## PROMPT
Gather up every line from the entries below that uses the word "main".

——————————

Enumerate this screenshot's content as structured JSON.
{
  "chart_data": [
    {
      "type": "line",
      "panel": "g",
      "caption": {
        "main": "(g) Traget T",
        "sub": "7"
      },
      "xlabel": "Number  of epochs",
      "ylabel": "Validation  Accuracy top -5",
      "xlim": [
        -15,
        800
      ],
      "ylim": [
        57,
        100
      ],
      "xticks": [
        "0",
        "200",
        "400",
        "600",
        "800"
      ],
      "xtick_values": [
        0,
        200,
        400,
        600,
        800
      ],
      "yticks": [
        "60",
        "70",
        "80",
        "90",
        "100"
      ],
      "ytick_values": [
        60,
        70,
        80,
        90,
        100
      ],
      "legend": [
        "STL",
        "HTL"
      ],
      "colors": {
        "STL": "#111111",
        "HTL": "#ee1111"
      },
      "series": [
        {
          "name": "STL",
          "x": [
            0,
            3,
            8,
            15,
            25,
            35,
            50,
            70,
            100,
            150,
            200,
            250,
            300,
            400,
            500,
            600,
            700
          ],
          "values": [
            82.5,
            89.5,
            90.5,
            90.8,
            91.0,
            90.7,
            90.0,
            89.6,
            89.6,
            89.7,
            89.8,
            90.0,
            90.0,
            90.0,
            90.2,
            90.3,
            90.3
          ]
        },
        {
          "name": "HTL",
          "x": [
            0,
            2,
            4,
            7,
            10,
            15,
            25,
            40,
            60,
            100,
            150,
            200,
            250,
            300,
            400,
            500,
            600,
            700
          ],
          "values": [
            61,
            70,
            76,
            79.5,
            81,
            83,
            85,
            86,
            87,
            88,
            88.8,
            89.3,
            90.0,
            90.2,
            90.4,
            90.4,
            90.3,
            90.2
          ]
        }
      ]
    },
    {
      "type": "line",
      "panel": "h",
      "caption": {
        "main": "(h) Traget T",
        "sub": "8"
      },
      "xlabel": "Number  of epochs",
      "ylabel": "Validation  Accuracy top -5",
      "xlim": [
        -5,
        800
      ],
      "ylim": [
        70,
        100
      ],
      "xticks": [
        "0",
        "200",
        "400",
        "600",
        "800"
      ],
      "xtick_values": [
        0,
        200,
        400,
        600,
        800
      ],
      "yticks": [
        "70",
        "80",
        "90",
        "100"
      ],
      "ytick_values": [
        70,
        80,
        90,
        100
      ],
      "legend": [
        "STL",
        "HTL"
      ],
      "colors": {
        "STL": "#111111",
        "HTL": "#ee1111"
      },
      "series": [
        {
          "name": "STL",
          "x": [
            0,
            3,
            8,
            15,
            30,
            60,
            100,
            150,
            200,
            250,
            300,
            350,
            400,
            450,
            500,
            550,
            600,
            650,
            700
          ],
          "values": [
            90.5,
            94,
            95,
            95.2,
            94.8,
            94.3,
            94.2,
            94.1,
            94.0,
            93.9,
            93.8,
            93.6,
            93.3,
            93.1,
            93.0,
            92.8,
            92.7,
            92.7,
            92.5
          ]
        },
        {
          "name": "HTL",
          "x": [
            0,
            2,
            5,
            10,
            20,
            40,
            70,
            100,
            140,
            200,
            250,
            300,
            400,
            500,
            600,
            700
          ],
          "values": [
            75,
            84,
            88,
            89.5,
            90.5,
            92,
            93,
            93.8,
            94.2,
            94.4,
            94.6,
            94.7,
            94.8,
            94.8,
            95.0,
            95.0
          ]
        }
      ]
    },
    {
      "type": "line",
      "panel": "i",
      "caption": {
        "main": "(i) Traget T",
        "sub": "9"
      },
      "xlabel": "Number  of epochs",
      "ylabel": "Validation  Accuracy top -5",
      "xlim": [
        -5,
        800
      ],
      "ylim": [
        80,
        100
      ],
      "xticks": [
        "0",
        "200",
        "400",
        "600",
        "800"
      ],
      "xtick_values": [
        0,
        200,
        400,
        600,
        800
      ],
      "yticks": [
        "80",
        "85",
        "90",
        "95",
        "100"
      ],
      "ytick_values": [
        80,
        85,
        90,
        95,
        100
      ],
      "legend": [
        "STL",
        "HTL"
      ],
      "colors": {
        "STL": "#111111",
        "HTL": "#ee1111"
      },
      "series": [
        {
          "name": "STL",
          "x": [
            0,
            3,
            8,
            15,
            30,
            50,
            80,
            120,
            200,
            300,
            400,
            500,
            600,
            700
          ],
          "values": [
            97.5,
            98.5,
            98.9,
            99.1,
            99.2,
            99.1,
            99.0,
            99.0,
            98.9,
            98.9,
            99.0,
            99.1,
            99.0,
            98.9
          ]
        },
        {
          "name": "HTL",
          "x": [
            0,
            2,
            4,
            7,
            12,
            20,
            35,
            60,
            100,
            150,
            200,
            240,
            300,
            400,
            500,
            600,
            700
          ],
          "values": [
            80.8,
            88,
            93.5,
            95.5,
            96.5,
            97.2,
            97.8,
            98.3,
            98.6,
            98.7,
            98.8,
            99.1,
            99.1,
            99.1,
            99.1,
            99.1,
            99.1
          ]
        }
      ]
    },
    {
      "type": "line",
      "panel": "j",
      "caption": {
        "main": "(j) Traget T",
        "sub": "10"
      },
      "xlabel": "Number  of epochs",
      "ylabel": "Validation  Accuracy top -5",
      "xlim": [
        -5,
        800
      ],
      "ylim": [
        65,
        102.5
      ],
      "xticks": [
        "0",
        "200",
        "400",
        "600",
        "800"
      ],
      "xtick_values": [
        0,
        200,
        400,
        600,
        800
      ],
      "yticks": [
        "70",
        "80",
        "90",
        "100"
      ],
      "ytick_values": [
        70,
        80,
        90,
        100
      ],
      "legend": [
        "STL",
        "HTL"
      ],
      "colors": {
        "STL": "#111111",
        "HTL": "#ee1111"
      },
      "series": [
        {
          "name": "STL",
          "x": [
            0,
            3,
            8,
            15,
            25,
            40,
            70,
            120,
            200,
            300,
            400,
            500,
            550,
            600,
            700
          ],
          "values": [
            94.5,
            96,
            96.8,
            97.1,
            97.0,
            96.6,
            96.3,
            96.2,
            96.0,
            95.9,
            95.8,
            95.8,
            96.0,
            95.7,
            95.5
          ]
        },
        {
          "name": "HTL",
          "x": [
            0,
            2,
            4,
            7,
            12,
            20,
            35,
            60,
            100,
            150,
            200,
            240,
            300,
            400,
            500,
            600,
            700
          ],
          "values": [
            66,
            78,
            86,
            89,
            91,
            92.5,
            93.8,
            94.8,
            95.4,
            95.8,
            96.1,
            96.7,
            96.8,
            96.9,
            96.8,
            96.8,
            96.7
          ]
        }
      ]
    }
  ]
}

——————————

## THE RESULT
        "main": "(g) Traget T",
        "main": "(h) Traget T",
        "main": "(i) Traget T",
        "main": "(j) Traget T",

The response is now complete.